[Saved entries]

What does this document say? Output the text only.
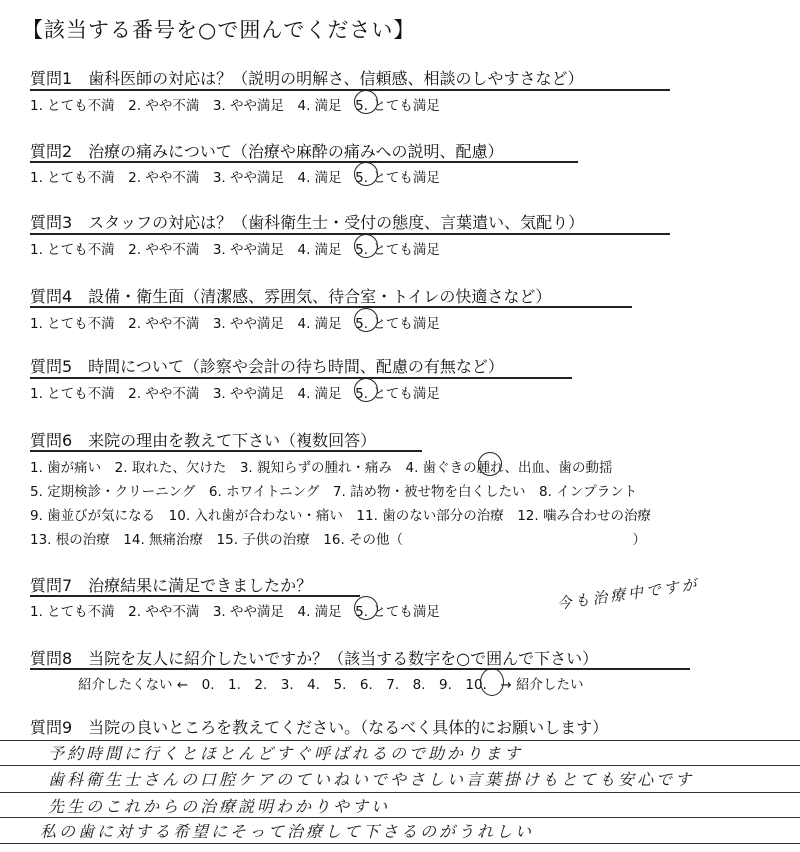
【該当する番号を○で囲んでください】
質問1　歯科医師の対応は？（説明の明解さ、信頼感、相談のしやすさなど）
1. とても不満　2. やや不満　3. やや満足　4. 満足　5. とても満足
質問2　治療の痛みについて（治療や麻酔の痛みへの説明、配慮）
1. とても不満　2. やや不満　3. やや満足　4. 満足　5. とても満足
質問3　スタッフの対応は？（歯科衛生士・受付の態度、言葉遣い、気配り）
1. とても不満　2. やや不満　3. やや満足　4. 満足　5. とても満足
質問4　設備・衛生面（清潔感、雰囲気、待合室・トイレの快適さなど）
1. とても不満　2. やや不満　3. やや満足　4. 満足　5. とても満足
質問5　時間について（診察や会計の待ち時間、配慮の有無など）
1. とても不満　2. やや不満　3. やや満足　4. 満足　5. とても満足
質問6　来院の理由を教えて下さい（複数回答）
1. 歯が痛い　2. 取れた、欠けた　3. 親知らずの腫れ・痛み　4. 歯ぐきの腫れ、出血、歯の動揺
5. 定期検診・クリーニング　6. ホワイトニング　7. 詰め物・被せ物を白くしたい　8. インプラント
9. 歯並びが気になる　10. 入れ歯が合わない・痛い　11. 歯のない部分の治療　12. 噛み合わせの治療
13. 根の治療　14. 無痛治療　15. 子供の治療　16. その他（　　　　　　　　　　　　　　　　　）
質問7　治療結果に満足できましたか？
1. とても不満　2. やや不満　3. やや満足　4. 満足　5. とても満足	今も治療中ですが
質問8　当院を友人に紹介したいですか？（該当する数字を○で囲んで下さい）
紹介したくない ←　0.　1.　2.　3.　4.　5.　6.　7.　8.　9.　10.　→ 紹介したい
質問9　当院の良いところを教えてください。（なるべく具体的にお願いします）
予約時間に行くとほとんどすぐ呼ばれるので助かります
歯科衛生士さんの口腔ケアのていねいでやさしい言葉掛けもとても安心です
先生のこれからの治療説明わかりやすい
私の歯に対する希望にそって治療して下さるのがうれしい
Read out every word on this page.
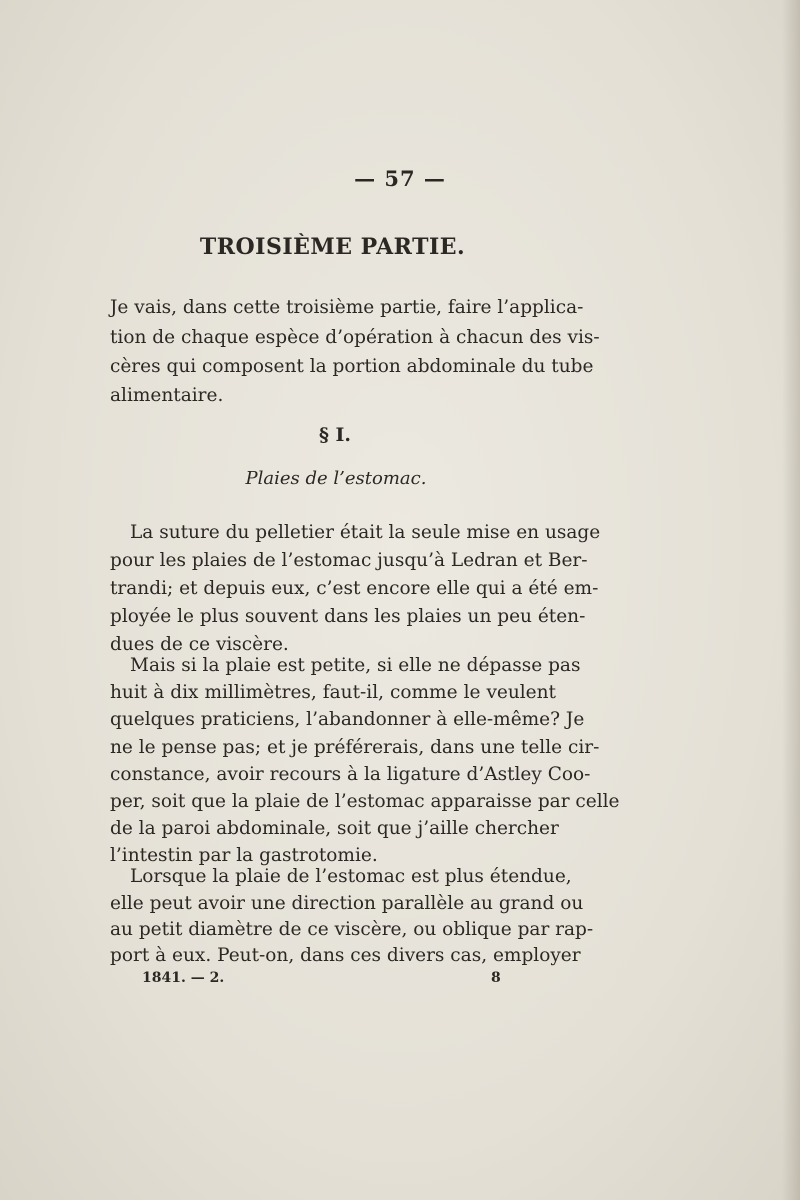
— 57 —
TROISIÈME PARTIE.
Je vais, dans cette troisième partie, faire l’applica-
tion de chaque espèce d’opération à chacun des vis-
cères qui composent la portion abdominale du tube
alimentaire.
§ I.
Plaies de l’estomac.
La suture du pelletier était la seule mise en usage
pour les plaies de l’estomac jusqu’à Ledran et Ber-
trandi; et depuis eux, c’est encore elle qui a été em-
ployée le plus souvent dans les plaies un peu éten-
dues de ce viscère.
Mais si la plaie est petite, si elle ne dépasse pas
huit à dix millimètres, faut-il, comme le veulent
quelques praticiens, l’abandonner à elle-même? Je
ne le pense pas; et je préférerais, dans une telle cir-
constance, avoir recours à la ligature d’Astley Coo-
per, soit que la plaie de l’estomac apparaisse par celle
de la paroi abdominale, soit que j’aille chercher
l’intestin par la gastrotomie.
Lorsque la plaie de l’estomac est plus étendue,
elle peut avoir une direction parallèle au grand ou
au petit diamètre de ce viscère, ou oblique par rap-
port à eux. Peut-on, dans ces divers cas, employer
1841. — 2.	8
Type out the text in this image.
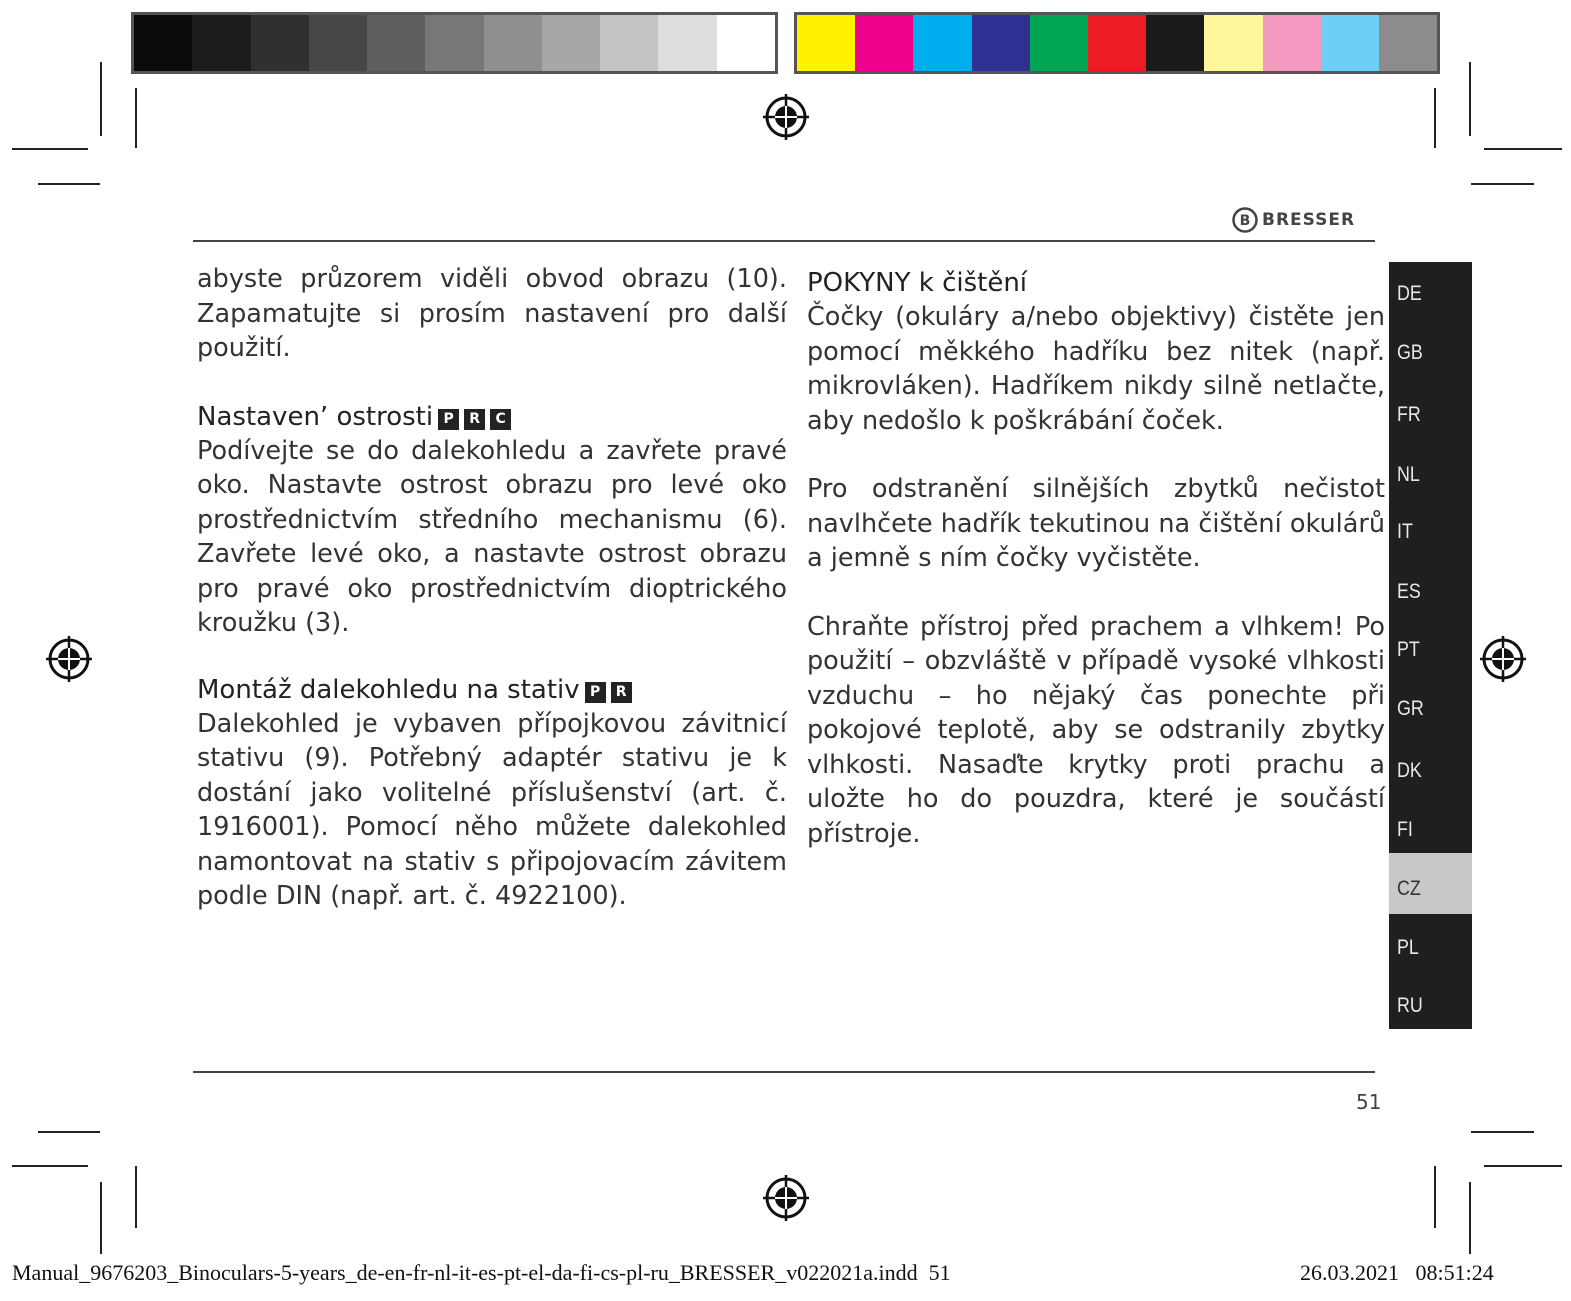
B BRESSER

abyste průzorem viděli obvod obrazu (10). Zapamatujte si prosím nastavení pro další použití.

Nastaven’ ostrosti P R C

Podívejte se do dalekohledu a zavřete pravé oko. Nastavte ostrost obrazu pro levé oko prostřednictvím středního mechanismu (6). Zavřete levé oko, a nastavte ostrost obrazu pro pravé oko prostřednictvím dioptrického kroužku (3).

Montáž dalekohledu na stativ P R

Dalekohled je vybaven přípojkovou závitnicí stativu (9). Potřebný adaptér stativu je k dostání jako volitelné příslušenství (art. č. 1916001). Pomocí něho můžete dalekohled namontovat na stativ s připojovacím závitem podle DIN (např. art. č. 4922100).

POKYNY k čištění

Čočky (okuláry a/nebo objektivy) čistěte jen pomocí měkkého hadříku bez nitek (např. mikrovláken). Hadříkem nikdy silně netlačte, aby nedošlo k poškrábání čoček.

Pro odstranění silnějších zbytků nečistot navlhčete hadřík tekutinou na čištění okulárů a jemně s ním čočky vyčistěte.

Chraňte přístroj před prachem a vlhkem! Po použití – obzvláště v případě vysoké vlhkosti vzduchu – ho nějaký čas ponechte při pokojové teplotě, aby se odstranily zbytky vlhkosti. Nasaďte krytky proti prachu a uložte ho do pouzdra, které je součástí přístroje.

DE
GB
FR
NL
IT
ES
PT
GR
DK
FI
CZ
PL
RU
51
Manual_9676203_Binoculars-5-years_de-en-fr-nl-it-es-pt-el-da-fi-cs-pl-ru_BRESSER_v022021a.indd 51	26.03.2021 08:51:24
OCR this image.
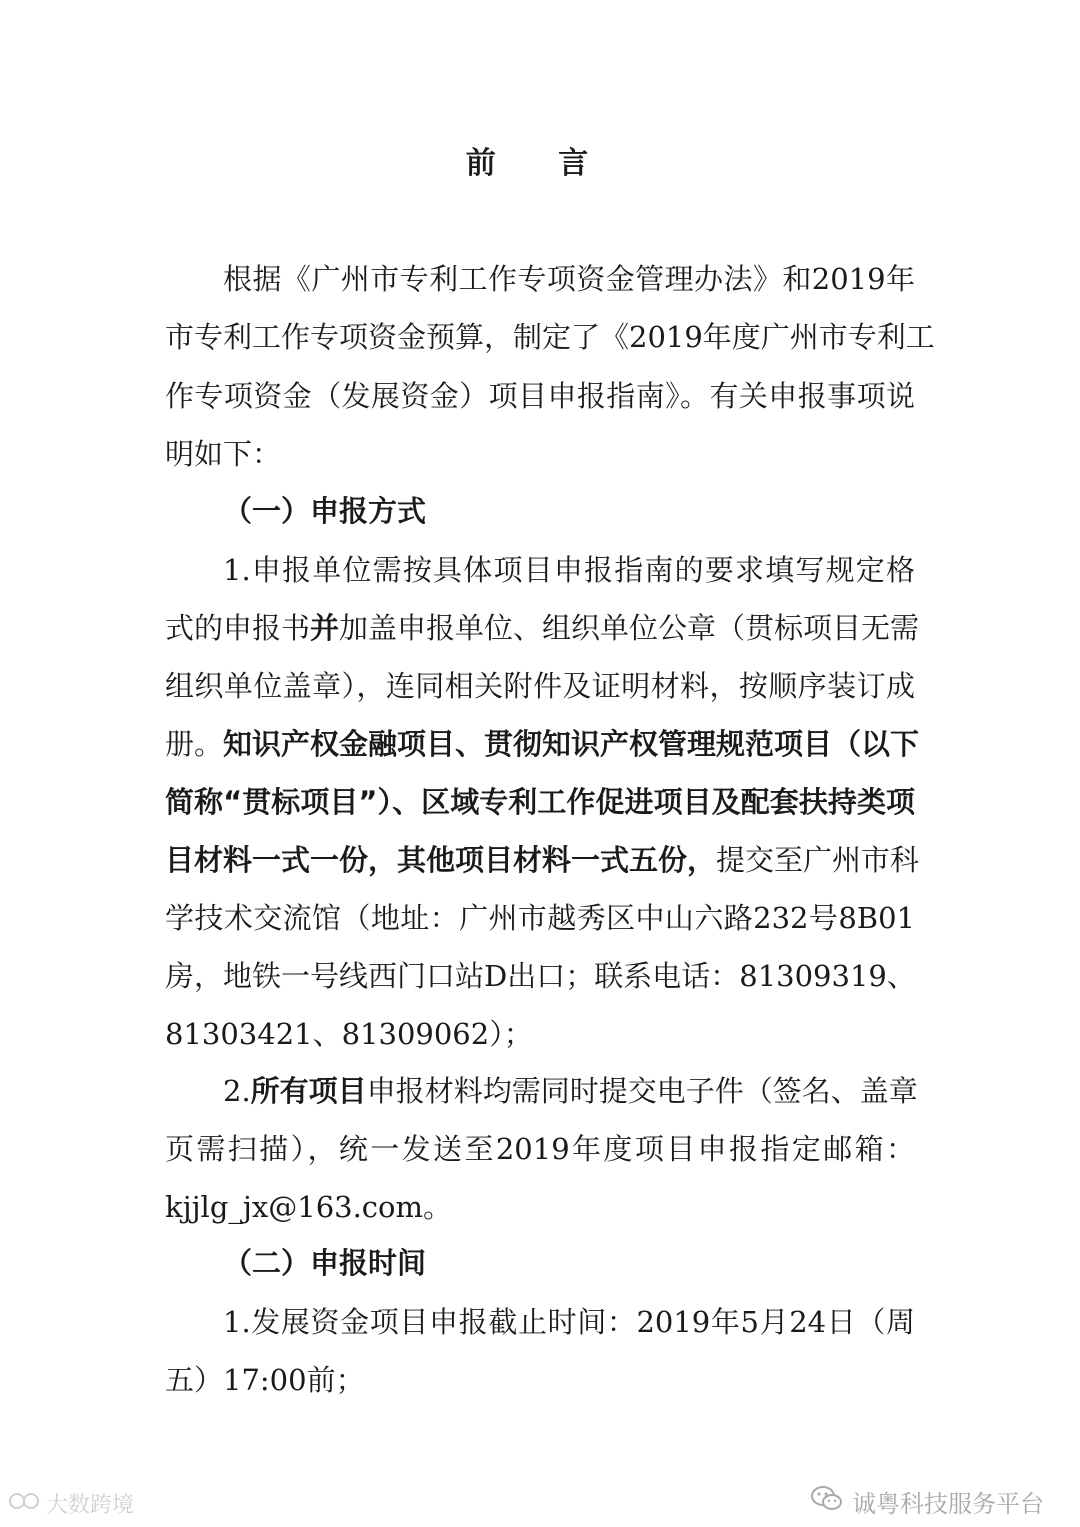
前 言
根据《广州市专利工作专项资金管理办法》和2019年
市专利工作专项资金预算，制定了《2019年度广州市专利工
作专项资金（发展资金）项目申报指南》。有关申报事项说
明如下：
（一）申报方式
1.申报单位需按具体项目申报指南的要求填写规定格
式的申报书并加盖申报单位、组织单位公章（贯标项目无需
组织单位盖章），连同相关附件及证明材料，按顺序装订成
册。知识产权金融项目、贯彻知识产权管理规范项目（以下
简称“贯标项目”）、区域专利工作促进项目及配套扶持类项
目材料一式一份，其他项目材料一式五份，提交至广州市科
学技术交流馆（地址：广州市越秀区中山六路232号8B01
房，地铁一号线西门口站D出口；联系电话：81309319、
81303421、81309062）；
2.所有项目申报材料均需同时提交电子件（签名、盖章
页需扫描），统一发送至2019年度项目申报指定邮箱：
kjjlg_jx@163.com。
（二）申报时间
1.发展资金项目申报截止时间：2019年5月24日（周
五）17:00前；
大数跨境	诚粤科技服务平台
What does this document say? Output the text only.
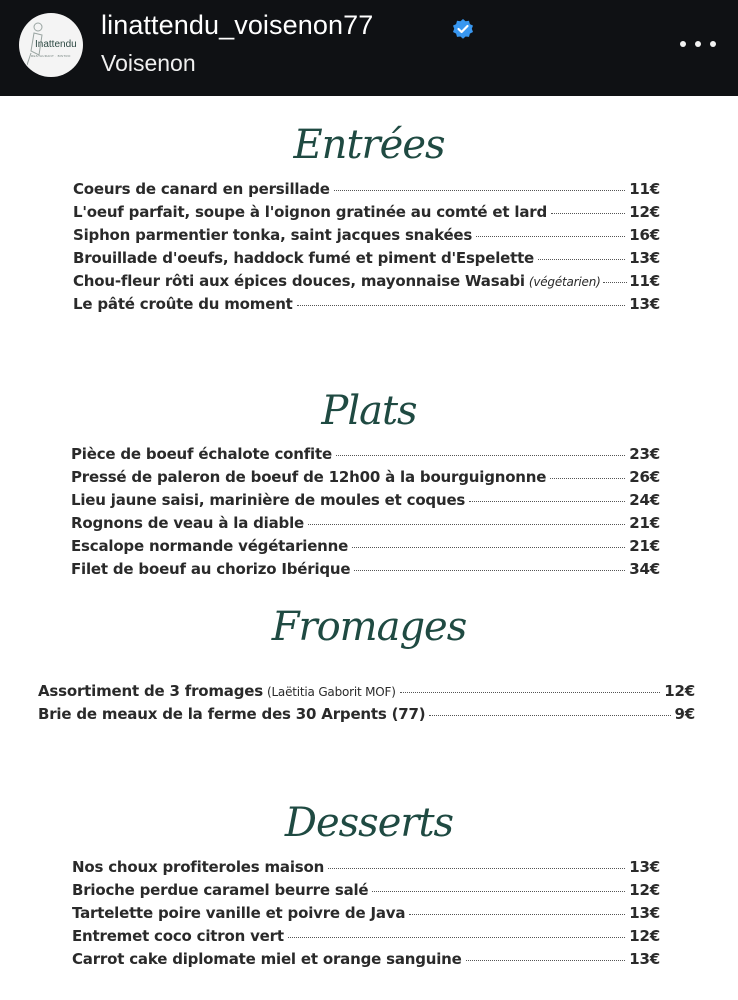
Inattendu
RESTAURANT · BISTRO
linattendu_voisenon77
Voisenon
Entrées
Coeurs de canard en persillade	11€
L'oeuf parfait, soupe à l'oignon gratinée au comté et lard	12€
Siphon parmentier tonka, saint jacques snakées	16€
Brouillade d'oeufs, haddock fumé et piment d'Espelette	13€
Chou-fleur rôti aux épices douces, mayonnaise Wasabi (végétarien) 11€
Le pâté croûte du moment	13€
Plats
Pièce de boeuf échalote confite	23€
Pressé de paleron de boeuf de 12h00 à la bourguignonne	26€
Lieu jaune saisi, marinière de moules et coques	24€
Rognons de veau à la diable	21€
Escalope normande végétarienne	21€
Filet de boeuf au chorizo Ibérique	34€
Fromages
Assortiment de 3 fromages (Laëtitia Gaborit MOF)	12€
Brie de meaux de la ferme des 30 Arpents (77)	9€
Desserts
Nos choux profiteroles maison	13€
Brioche perdue caramel beurre salé	12€
Tartelette poire vanille et poivre de Java	13€
Entremet coco citron vert	12€
Carrot cake diplomate miel et orange sanguine	13€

◆ Task: Return all lines containing the word "image".

◆ Output below:
Type out the text in this image.
OCR this image.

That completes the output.